[OPDRACHTEN]
• A. Op welke datum hebben de partijen volgens de tekst over het maatschapscontract dat contract gesloten?
• B. Herhaal woordelijk het stuk uit de tekst over het maatschapscontract dat begint bij "3.2.Op 14 februari" en doorloopt tot en met "1 juli 2017.".

[GEËXTRAHEERDE TEKST]
3.2.Op 14 februari 2015 hebben partijen – met terugwerkende kracht in werking getreden per 1 juli 2014 – een maatschapscontract gesloten (hierna: het maatschapscontract). Hiermee hebben partijen de tussen hen bestaande overeenkomst tot samenwerking schriftelijk willen vastleggen. Ten aanzien van de wijzen van beëindiging van de maatschap bepaalt het maatschapscontract:
(…)
Ieder der maten heeft het recht de maatschap met inachtneming van het in artikel 6 lid 3 bepaalde door opzegging tussentijds te beëindigen mits deze opzegging geschiedt bij aangetekend schrijven aan alle maten die het betreft, met inachtneming van een termijn van tenminste zes maanden en niet anders dan tegen het einde van het boekjaar en met dien verstande dat de maatschap niet opgezegd kan worden in de eerste 3 jaar na aanvang van dit contract, ofwel niet vóór 1 juli 2017.
(…)
Artikel 6 ARBEIDSONGESCHIKTHEID
(…)
(…)

[FRAGMENT UIT DATASET]

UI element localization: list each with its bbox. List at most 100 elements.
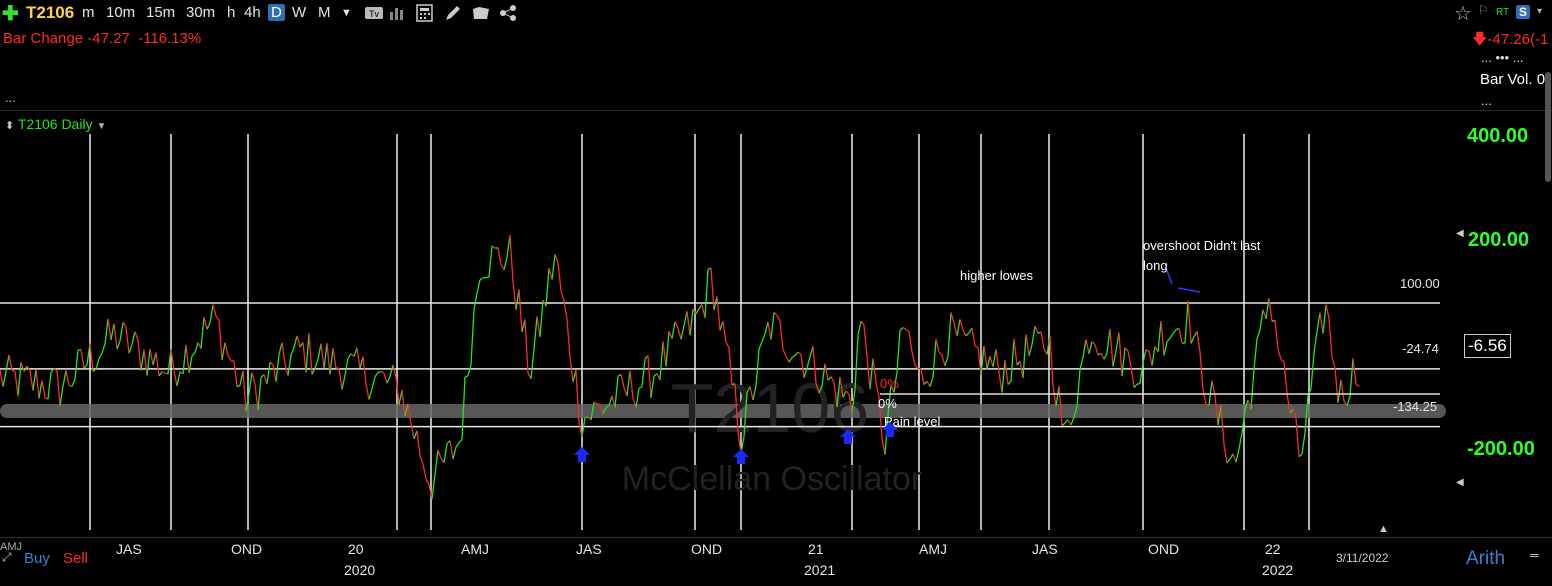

[ANTWOORDEN PER OPDRACHT]
• A. Op 14 februari 2015.

• B.
3.2.Op 14 februari 2015 hebben partijen – met terugwerkende kracht in werking getreden per 1 juli 2014 – een maatschapscontract gesloten (hierna: het maatschapscontract). Hiermee hebben partijen de tussen hen bestaande overeenkomst tot samenwerking schriftelijk willen vastleggen. Ten aanzien van de wijzen van beëindiging van de maatschap bepaalt het maatschapscontract:
(…)
Ieder der maten heeft het recht de maatschap met inachtneming van het in artikel 6 lid 3 bepaalde door opzegging tussentijds te beëindigen mits deze opzegging geschiedt bij aangetekend schrijven aan alle maten die het betreft, met inachtneming van een termijn van tenminste zes maanden en niet anders dan tegen het einde van het boekjaar en met dien verstande dat de maatschap niet opgezegd kan worden in de eerste 3 jaar na aanvang van dit contract, ofwel niet vóór 1 juli 2017.